Exclude the pictures, then copy all remaining records exactly.

+ + + + + + +

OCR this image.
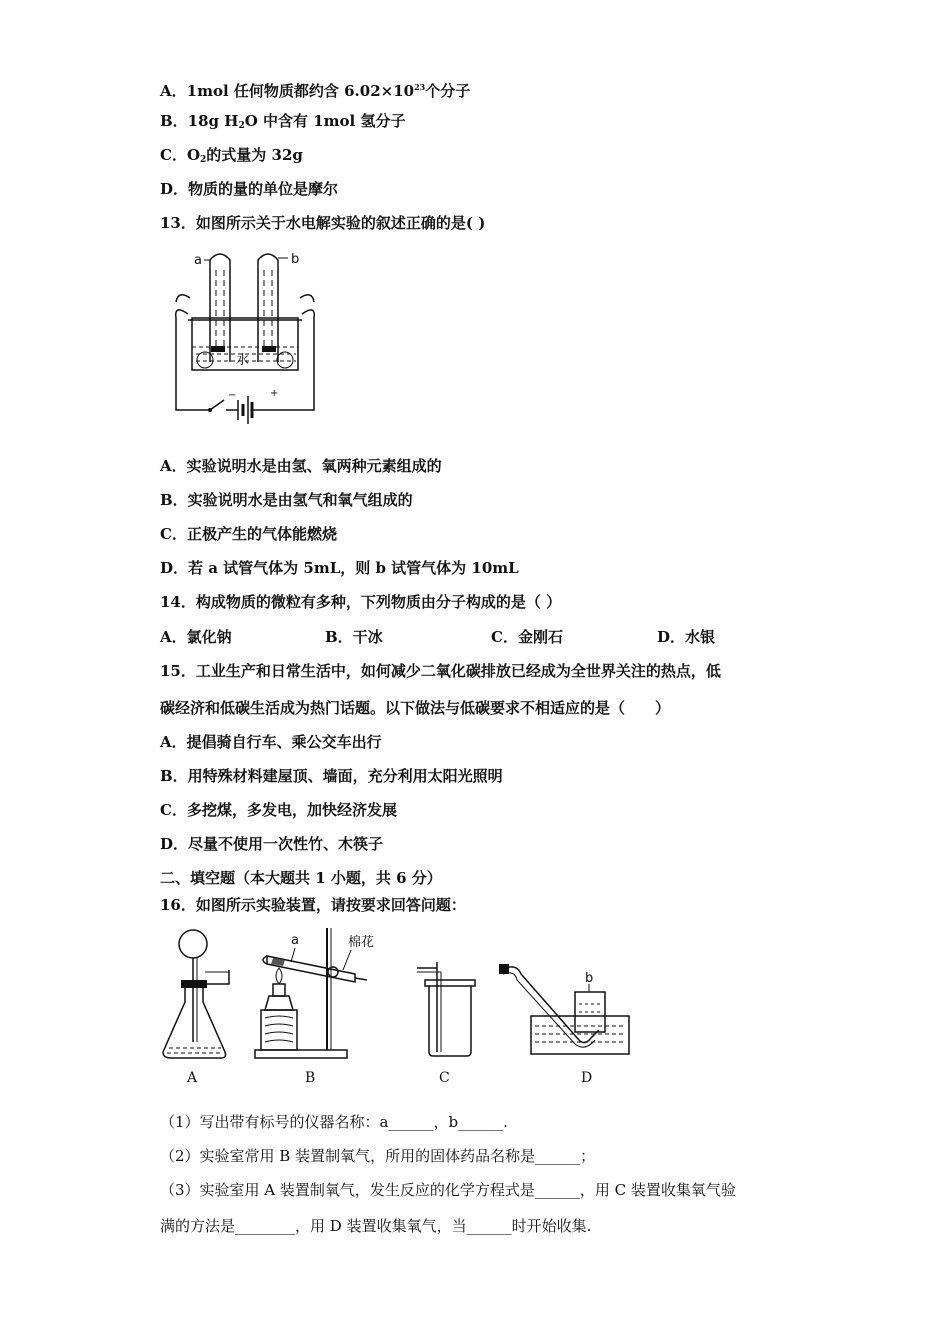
A．1mol 任何物质都约含 $6.02\times 10^{23}$个分子
B．18g $H_2O$ 中含有 1mol 氢分子
C．$O_2$的式量为 32g
D．物质的量的单位是摩尔
13．如图所示关于水电解实验的叙述正确的是( )
a	b
水
−	+
A．实验说明水是由氢、氧两种元素组成的
B．实验说明水是由氢气和氧气组成的
C．正极产生的气体能燃烧
D．若 a 试管气体为 5mL，则 b 试管气体为 10mL
14．构成物质的微粒有多种，下列物质由分子构成的是（ ）
A．氯化钠	B．干冰	C．金刚石	D．水银
15．工业生产和日常生活中，如何减少二氧化碳排放已经成为全世界关注的热点，低
碳经济和低碳生活成为热门话题。以下做法与低碳要求不相适应的是（　　）
A．提倡骑自行车、乘公交车出行
B．用特殊材料建屋顶、墙面，充分利用太阳光照明
C．多挖煤，多发电，加快经济发展
D．尽量不使用一次性竹、木筷子
二、填空题（本大题共 1 小题，共 6 分）
16．如图所示实验装置，请按要求回答问题：
A
a	棉花
B	C
b
D
（1）写出带有标号的仪器名称：a______，b______.
（2）实验室常用 B 装置制氧气，所用的固体药品名称是______；
（3）实验室用 A 装置制氧气，发生反应的化学方程式是______，用 C 装置收集氧气验
满的方法是________，用 D 装置收集氧气，当______时开始收集.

+ + + + + + +

**Correct response**.
OCR this image.
A．1mol 任何物质都约含 $6.02\times 10^{23}$个分子
B．18g $H_2O$ 中含有 1mol 氢分子
C．$O_2$的式量为 32g
D．物质的量的单位是摩尔
13．如图所示关于水电解实验的叙述正确的是( )
a	b
水
−	+
A．实验说明水是由氢、氧两种元素组成的
B．实验说明水是由氢气和氧气组成的
C．正极产生的气体能燃烧
D．若 a 试管气体为 5mL，则 b 试管气体为 10mL
14．构成物质的微粒有多种，下列物质由分子构成的是（ ）
A．氯化钠	B．干冰	C．金刚石	D．水银
15．工业生产和日常生活中，如何减少二氧化碳排放已经成为全世界关注的热点，低
碳经济和低碳生活成为热门话题。以下做法与低碳要求不相适应的是（　　）
A．提倡骑自行车、乘公交车出行
B．用特殊材料建屋顶、墙面，充分利用太阳光照明
C．多挖煤，多发电，加快经济发展
D．尽量不使用一次性竹、木筷子
二、填空题（本大题共 1 小题，共 6 分）
16．如图所示实验装置，请按要求回答问题：
A
a	棉花
B	C
b
D
（1）写出带有标号的仪器名称：a______，b______.
（2）实验室常用 B 装置制氧气，所用的固体药品名称是______；
（3）实验室用 A 装置制氧气，发生反应的化学方程式是______，用 C 装置收集氧气验
满的方法是________，用 D 装置收集氧气，当______时开始收集.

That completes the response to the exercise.